◆ **What the task requires**: Read the lines below and count those that have the word "蘭德紙草卷". Respond with the number only.

◆ **Data for the task**:
start
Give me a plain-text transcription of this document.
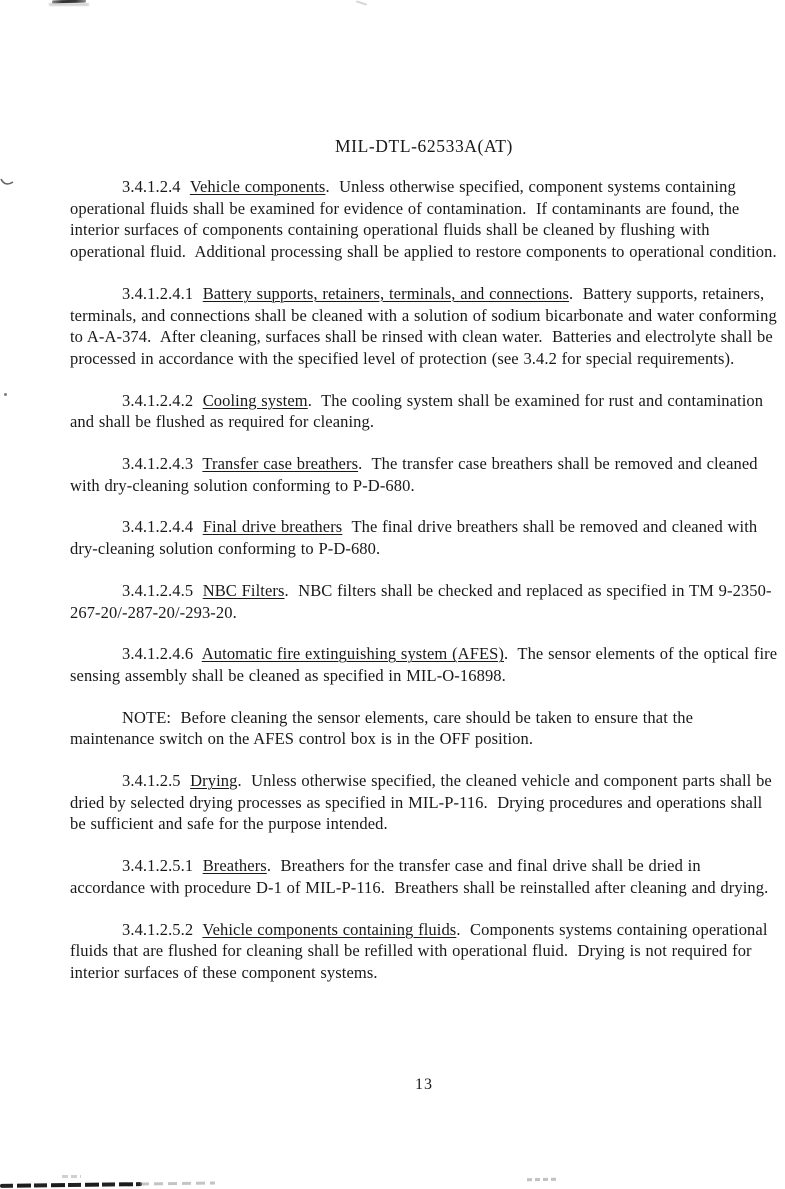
MIL-DTL-62533A(AT)

3.4.1.2.4  Vehicle components.  Unless otherwise specified, component systems containing operational fluids shall be examined for evidence of contamination.  If contaminants are found, the interior surfaces of components containing operational fluids shall be cleaned by flushing with operational fluid.  Additional processing shall be applied to restore components to operational condition.

3.4.1.2.4.1  Battery supports, retainers, terminals, and connections.  Battery supports, retainers, terminals, and connections shall be cleaned with a solution of sodium bicarbonate and water conforming to A-A-374.  After cleaning, surfaces shall be rinsed with clean water.  Batteries and electrolyte shall be processed in accordance with the specified level of protection (see 3.4.2 for special requirements).

3.4.1.2.4.2  Cooling system.  The cooling system shall be examined for rust and contamination and shall be flushed as required for cleaning.

3.4.1.2.4.3  Transfer case breathers.  The transfer case breathers shall be removed and cleaned with dry-cleaning solution conforming to P-D-680.

3.4.1.2.4.4  Final drive breathers  The final drive breathers shall be removed and cleaned with dry-cleaning solution conforming to P-D-680.

3.4.1.2.4.5  NBC Filters.  NBC filters shall be checked and replaced as specified in TM 9-2350-267-20/-287-20/-293-20.

3.4.1.2.4.6  Automatic fire extinguishing system (AFES).  The sensor elements of the optical fire sensing assembly shall be cleaned as specified in MIL-O-16898.

NOTE:  Before cleaning the sensor elements, care should be taken to ensure that the maintenance switch on the AFES control box is in the OFF position.

3.4.1.2.5  Drying.  Unless otherwise specified, the cleaned vehicle and component parts shall be dried by selected drying processes as specified in MIL-P-116.  Drying procedures and operations shall be sufficient and safe for the purpose intended.

3.4.1.2.5.1  Breathers.  Breathers for the transfer case and final drive shall be dried in accordance with procedure D-1 of MIL-P-116.  Breathers shall be reinstalled after cleaning and drying.

3.4.1.2.5.2  Vehicle components containing fluids.  Components systems containing operational fluids that are flushed for cleaning shall be refilled with operational fluid.  Drying is not required for interior surfaces of these component systems.

13
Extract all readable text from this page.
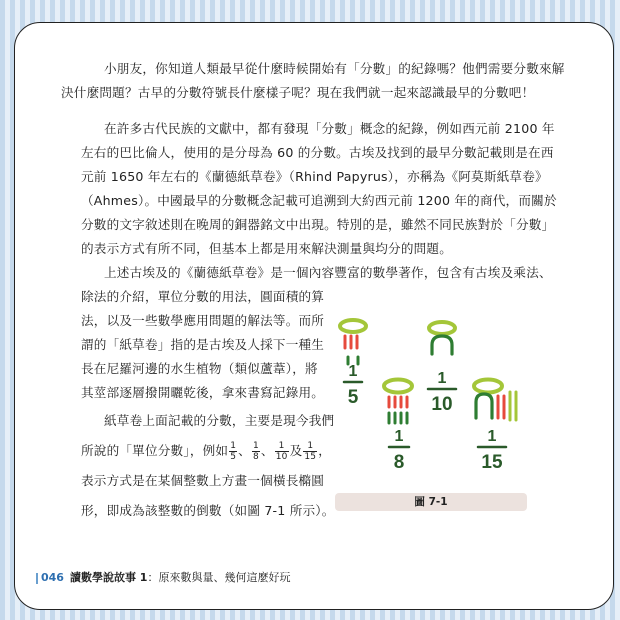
小朋友，你知道人類最早從什麼時候開始有「分數」的紀錄嗎？他們需要分數來解
決什麼問題？古早的分數符號長什麼樣子呢？現在我們就一起來認識最早的分數吧！

在許多古代民族的文獻中，都有發現「分數」概念的紀錄，例如西元前 2100 年
左右的巴比倫人，使用的是分母為 60 的分數。古埃及找到的最早分數記載則是在西
元前 1650 年左右的《蘭德紙草卷》（Rhind Papyrus），亦稱為《阿莫斯紙草卷》
（Ahmes）。中國最早的分數概念記載可追溯到大約西元前 1200 年的商代，而關於
分數的文字敘述則在晚周的銅器銘文中出現。特別的是，雖然不同民族對於「分數」
的表示方式有所不同，但基本上都是用來解決測量與均分的問題。

上述古埃及的《蘭德紙草卷》是一個內容豐富的數學著作，包含有古埃及乘法、
除法的介紹，單位分數的用法，圓面積的算
法，以及一些數學應用問題的解法等。而所
謂的「紙草卷」指的是古埃及人採下一種生
長在尼羅河邊的水生植物（類似蘆葦），將
其莖部逐層撥開曬乾後，拿來書寫記錄用。

紙草卷上面記載的分數，主要是現今我們
所說的「單位分數」，例如 $\frac{1}{5}$ 、 $\frac{1}{8}$ 、 $\frac{1}{10}$ 及 $\frac{1}{15}$ ，
表示方式是在某個整數上方畫一個橫長橢圓
形，即成為該整數的倒數（如圖 7-1 所示）。
1
5
1
8
1
10
1
15
圖 7-1
046 讀數學說故事 1：原來數與量、幾何這麼好玩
end
◆ **Complete output**: 2